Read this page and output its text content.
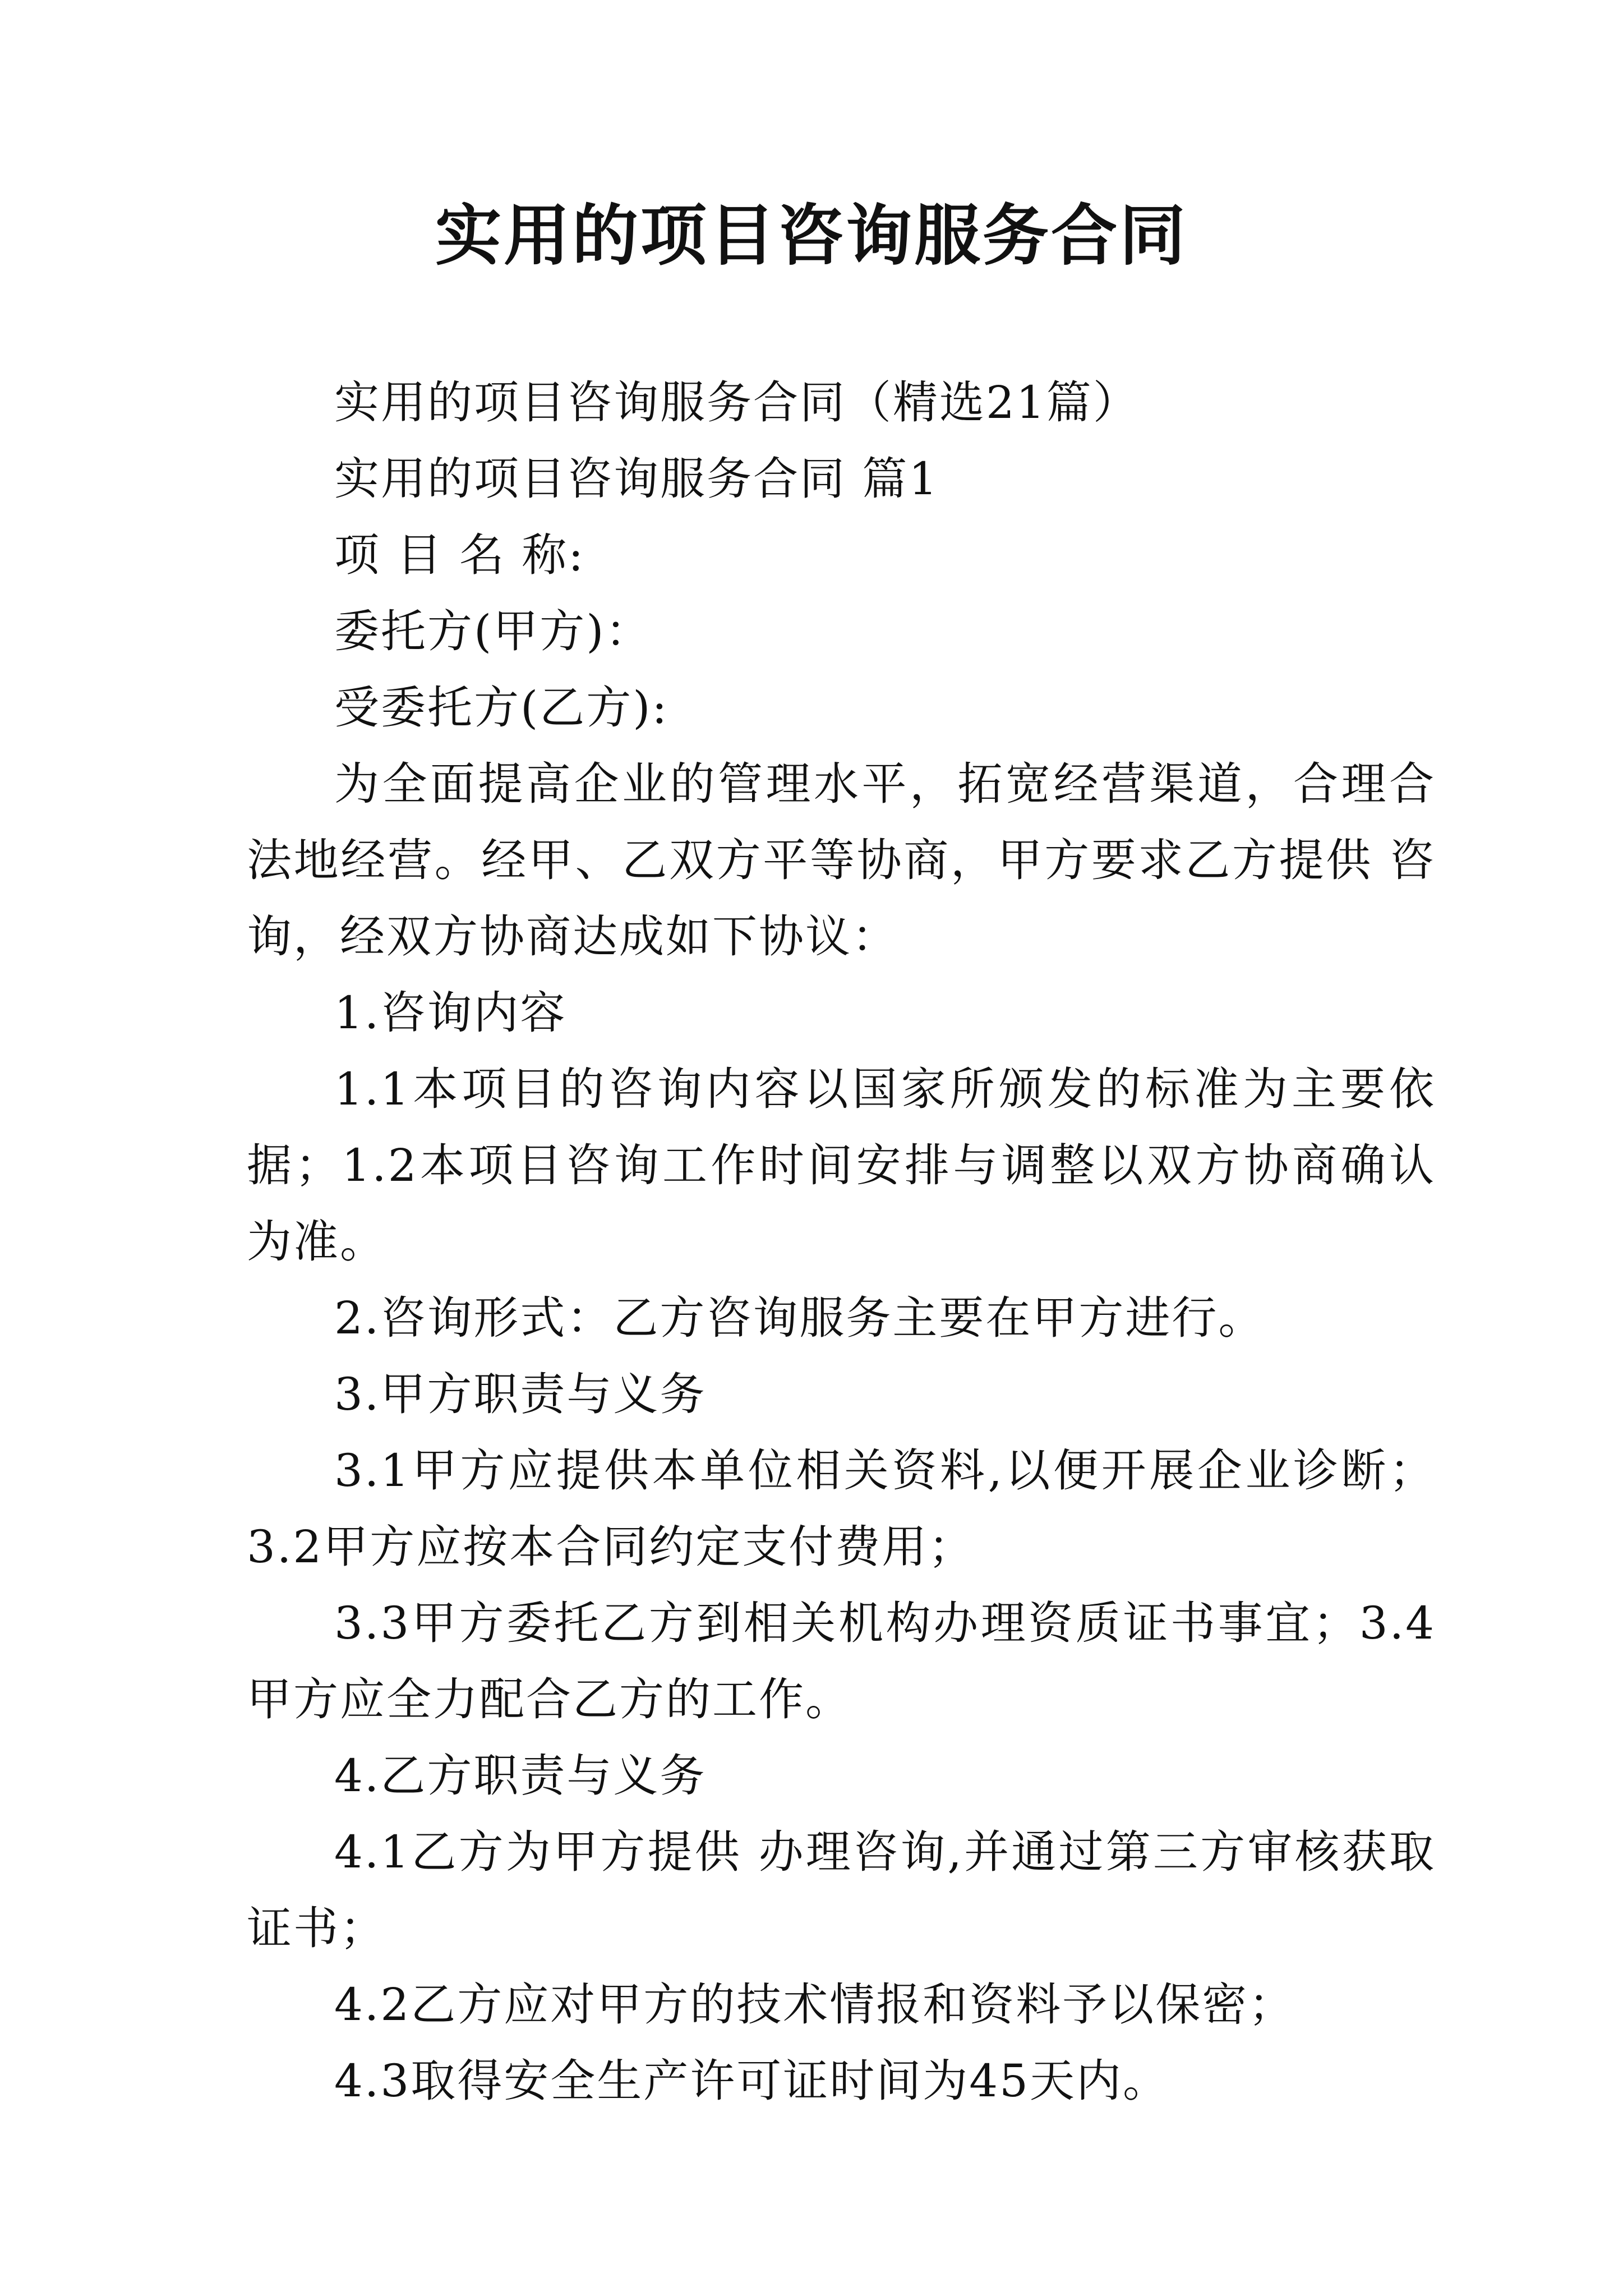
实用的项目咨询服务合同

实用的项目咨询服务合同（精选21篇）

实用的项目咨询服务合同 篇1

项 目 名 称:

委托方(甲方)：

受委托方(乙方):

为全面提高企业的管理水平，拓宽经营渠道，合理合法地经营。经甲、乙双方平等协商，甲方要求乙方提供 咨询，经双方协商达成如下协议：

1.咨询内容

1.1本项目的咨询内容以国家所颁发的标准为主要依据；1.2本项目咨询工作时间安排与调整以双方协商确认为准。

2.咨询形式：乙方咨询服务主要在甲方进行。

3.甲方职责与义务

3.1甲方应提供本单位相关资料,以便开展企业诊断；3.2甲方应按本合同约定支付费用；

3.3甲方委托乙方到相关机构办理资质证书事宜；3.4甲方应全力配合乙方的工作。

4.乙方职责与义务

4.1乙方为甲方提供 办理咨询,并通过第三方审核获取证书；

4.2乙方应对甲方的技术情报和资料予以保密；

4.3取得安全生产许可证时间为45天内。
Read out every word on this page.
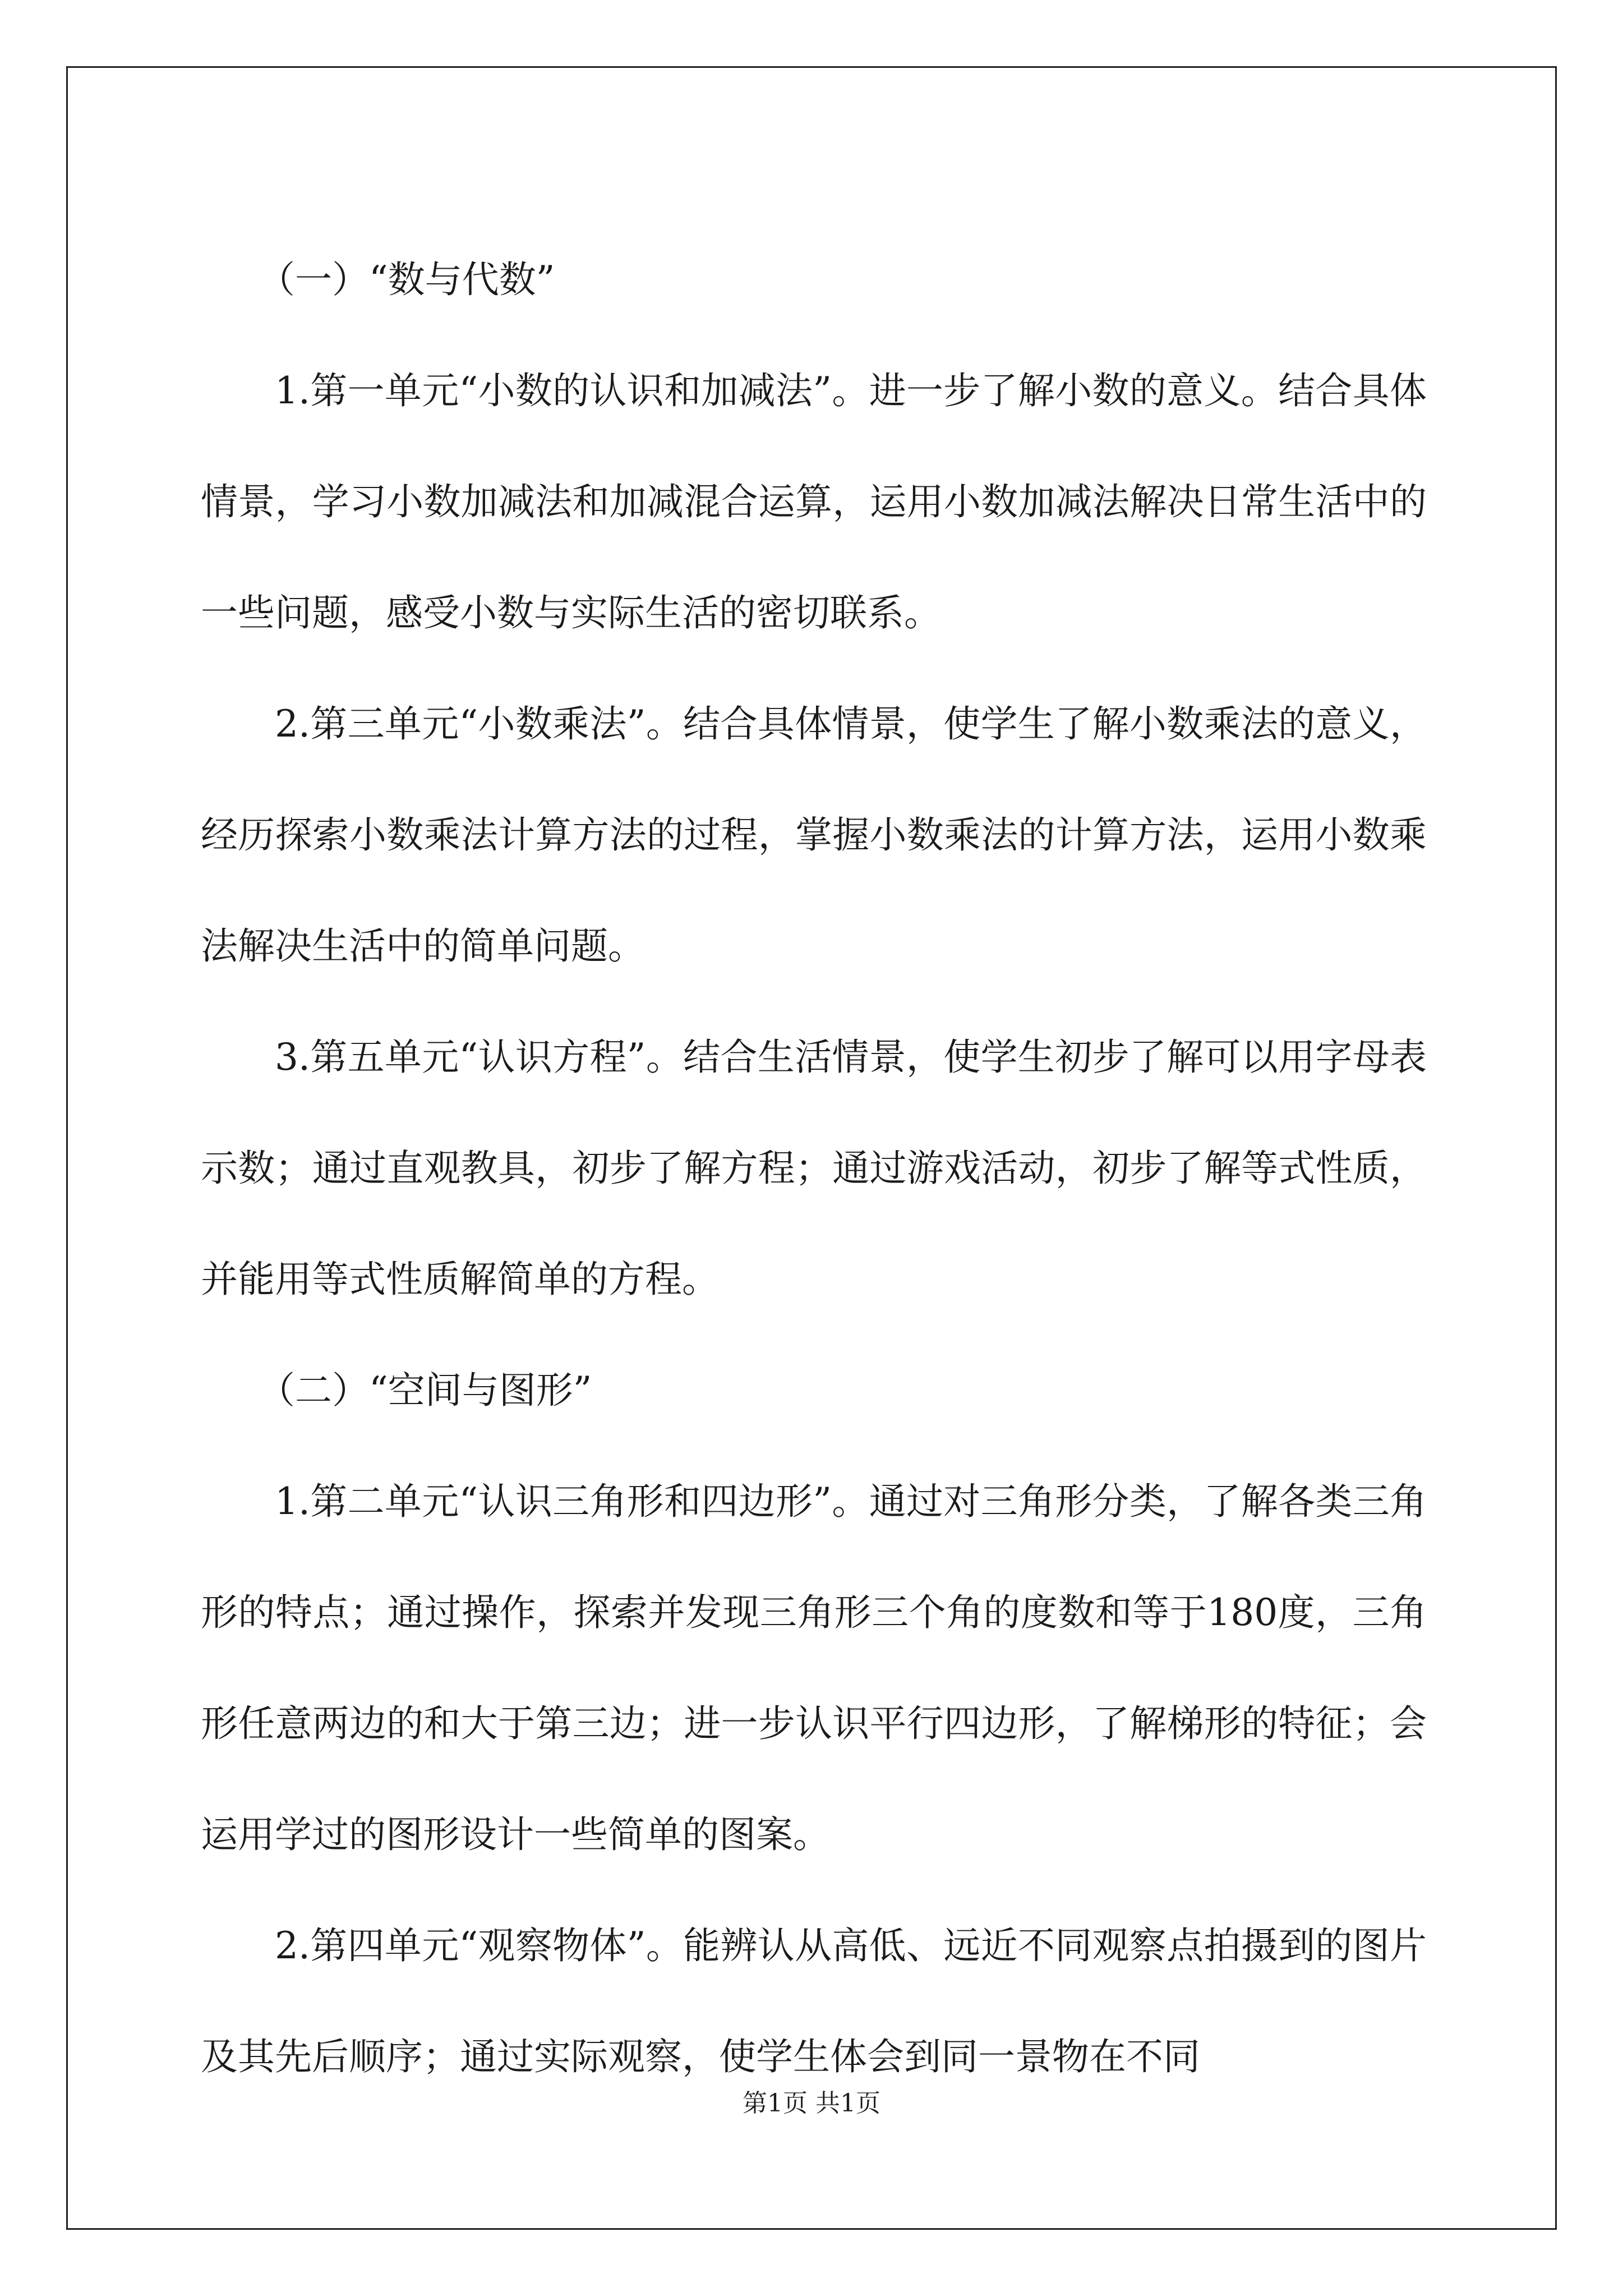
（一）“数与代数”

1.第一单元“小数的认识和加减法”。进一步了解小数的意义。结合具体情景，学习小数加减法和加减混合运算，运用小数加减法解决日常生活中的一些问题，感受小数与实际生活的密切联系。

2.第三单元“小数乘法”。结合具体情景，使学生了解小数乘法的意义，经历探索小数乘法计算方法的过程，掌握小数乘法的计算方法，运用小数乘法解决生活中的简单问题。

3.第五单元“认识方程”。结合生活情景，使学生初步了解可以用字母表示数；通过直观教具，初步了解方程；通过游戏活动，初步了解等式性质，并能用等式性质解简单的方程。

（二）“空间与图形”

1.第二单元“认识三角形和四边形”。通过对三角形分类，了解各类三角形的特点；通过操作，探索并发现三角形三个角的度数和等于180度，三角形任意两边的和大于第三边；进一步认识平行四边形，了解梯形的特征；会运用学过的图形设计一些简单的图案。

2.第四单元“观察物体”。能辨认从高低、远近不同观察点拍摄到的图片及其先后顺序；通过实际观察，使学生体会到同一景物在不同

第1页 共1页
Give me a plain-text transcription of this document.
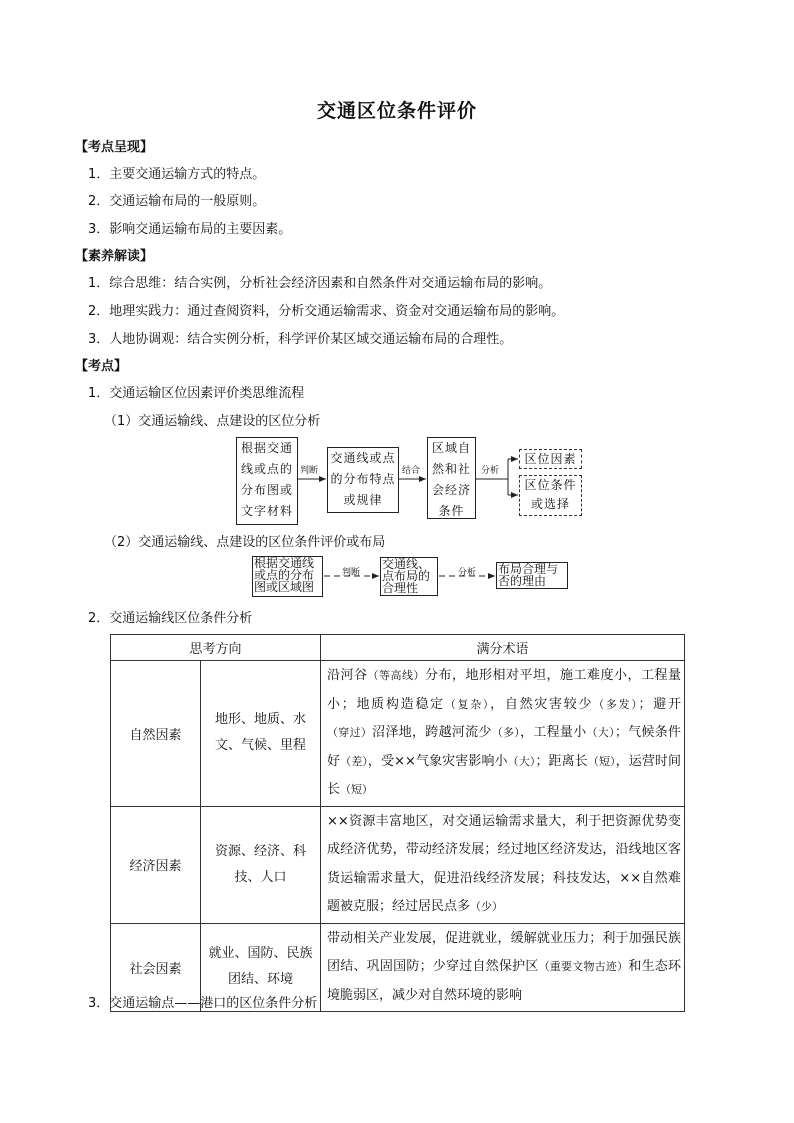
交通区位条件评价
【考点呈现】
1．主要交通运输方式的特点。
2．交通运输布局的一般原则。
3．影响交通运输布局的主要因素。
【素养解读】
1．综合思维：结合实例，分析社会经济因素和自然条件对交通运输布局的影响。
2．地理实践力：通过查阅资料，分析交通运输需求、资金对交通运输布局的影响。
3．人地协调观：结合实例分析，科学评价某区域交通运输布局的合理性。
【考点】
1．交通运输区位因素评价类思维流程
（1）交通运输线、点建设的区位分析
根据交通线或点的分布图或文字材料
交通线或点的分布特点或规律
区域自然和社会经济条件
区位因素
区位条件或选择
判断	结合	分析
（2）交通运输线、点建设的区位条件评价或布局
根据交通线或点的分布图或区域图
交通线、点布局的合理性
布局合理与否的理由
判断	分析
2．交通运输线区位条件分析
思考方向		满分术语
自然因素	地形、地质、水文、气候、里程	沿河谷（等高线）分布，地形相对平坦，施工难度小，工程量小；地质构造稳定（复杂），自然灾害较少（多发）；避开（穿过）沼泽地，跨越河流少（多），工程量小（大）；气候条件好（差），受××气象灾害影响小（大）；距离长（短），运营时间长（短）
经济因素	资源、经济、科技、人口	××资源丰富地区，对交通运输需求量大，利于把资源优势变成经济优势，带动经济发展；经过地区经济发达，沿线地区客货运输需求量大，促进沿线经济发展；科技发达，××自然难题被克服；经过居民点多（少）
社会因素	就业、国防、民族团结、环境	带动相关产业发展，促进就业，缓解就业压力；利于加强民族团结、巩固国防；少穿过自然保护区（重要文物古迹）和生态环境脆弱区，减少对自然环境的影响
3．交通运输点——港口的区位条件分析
* * *
# Directions
Make an exact copy of the whole listing, but don't bring over any pictures.

# Exercise output
Read this page and output its text content.
实用的项目咨询服务合同

实用的项目咨询服务合同（精选21篇）

实用的项目咨询服务合同 篇1

项 目 名 称:

委托方(甲方)：

受委托方(乙方):

为全面提高企业的管理水平，拓宽经营渠道，合理合法地经营。经甲、乙双方平等协商，甲方要求乙方提供 咨询，经双方协商达成如下协议：

1.咨询内容

1.1本项目的咨询内容以国家所颁发的标准为主要依据；1.2本项目咨询工作时间安排与调整以双方协商确认为准。

2.咨询形式：乙方咨询服务主要在甲方进行。

3.甲方职责与义务

3.1甲方应提供本单位相关资料,以便开展企业诊断；3.2甲方应按本合同约定支付费用；

3.3甲方委托乙方到相关机构办理资质证书事宜；3.4甲方应全力配合乙方的工作。

4.乙方职责与义务

4.1乙方为甲方提供 办理咨询,并通过第三方审核获取证书；

4.2乙方应对甲方的技术情报和资料予以保密；

4.3取得安全生产许可证时间为45天内。
Read out every word on this page.
（一）“数与代数”

1.第一单元“小数的认识和加减法”。进一步了解小数的意义。结合具体情景，学习小数加减法和加减混合运算，运用小数加减法解决日常生活中的一些问题，感受小数与实际生活的密切联系。

2.第三单元“小数乘法”。结合具体情景，使学生了解小数乘法的意义，经历探索小数乘法计算方法的过程，掌握小数乘法的计算方法，运用小数乘法解决生活中的简单问题。

3.第五单元“认识方程”。结合生活情景，使学生初步了解可以用字母表示数；通过直观教具，初步了解方程；通过游戏活动，初步了解等式性质，并能用等式性质解简单的方程。

（二）“空间与图形”

1.第二单元“认识三角形和四边形”。通过对三角形分类，了解各类三角形的特点；通过操作，探索并发现三角形三个角的度数和等于180度，三角形任意两边的和大于第三边；进一步认识平行四边形，了解梯形的特征；会运用学过的图形设计一些简单的图案。

2.第四单元“观察物体”。能辨认从高低、远近不同观察点拍摄到的图片及其先后顺序；通过实际观察，使学生体会到同一景物在不同

第1页 共1页
Give me a plain-text transcription of this document.
交通区位条件评价
【考点呈现】
1．主要交通运输方式的特点。
2．交通运输布局的一般原则。
3．影响交通运输布局的主要因素。
【素养解读】
1．综合思维：结合实例，分析社会经济因素和自然条件对交通运输布局的影响。
2．地理实践力：通过查阅资料，分析交通运输需求、资金对交通运输布局的影响。
3．人地协调观：结合实例分析，科学评价某区域交通运输布局的合理性。
【考点】
1．交通运输区位因素评价类思维流程
（1）交通运输线、点建设的区位分析
根据交通线或点的分布图或文字材料
交通线或点的分布特点或规律
区域自然和社会经济条件
区位因素
区位条件或选择
判断	结合	分析
（2）交通运输线、点建设的区位条件评价或布局
根据交通线或点的分布图或区域图
交通线、点布局的合理性
布局合理与否的理由
判断	分析
2．交通运输线区位条件分析
思考方向		满分术语
自然因素	地形、地质、水文、气候、里程	沿河谷（等高线）分布，地形相对平坦，施工难度小，工程量小；地质构造稳定（复杂），自然灾害较少（多发）；避开（穿过）沼泽地，跨越河流少（多），工程量小（大）；气候条件好（差），受××气象灾害影响小（大）；距离长（短），运营时间长（短）
经济因素	资源、经济、科技、人口	××资源丰富地区，对交通运输需求量大，利于把资源优势变成经济优势，带动经济发展；经过地区经济发达，沿线地区客货运输需求量大，促进沿线经济发展；科技发达，××自然难题被克服；经过居民点多（少）
社会因素	就业、国防、民族团结、环境	带动相关产业发展，促进就业，缓解就业压力；利于加强民族团结、巩固国防；少穿过自然保护区（重要文物古迹）和生态环境脆弱区，减少对自然环境的影响
3．交通运输点——港口的区位条件分析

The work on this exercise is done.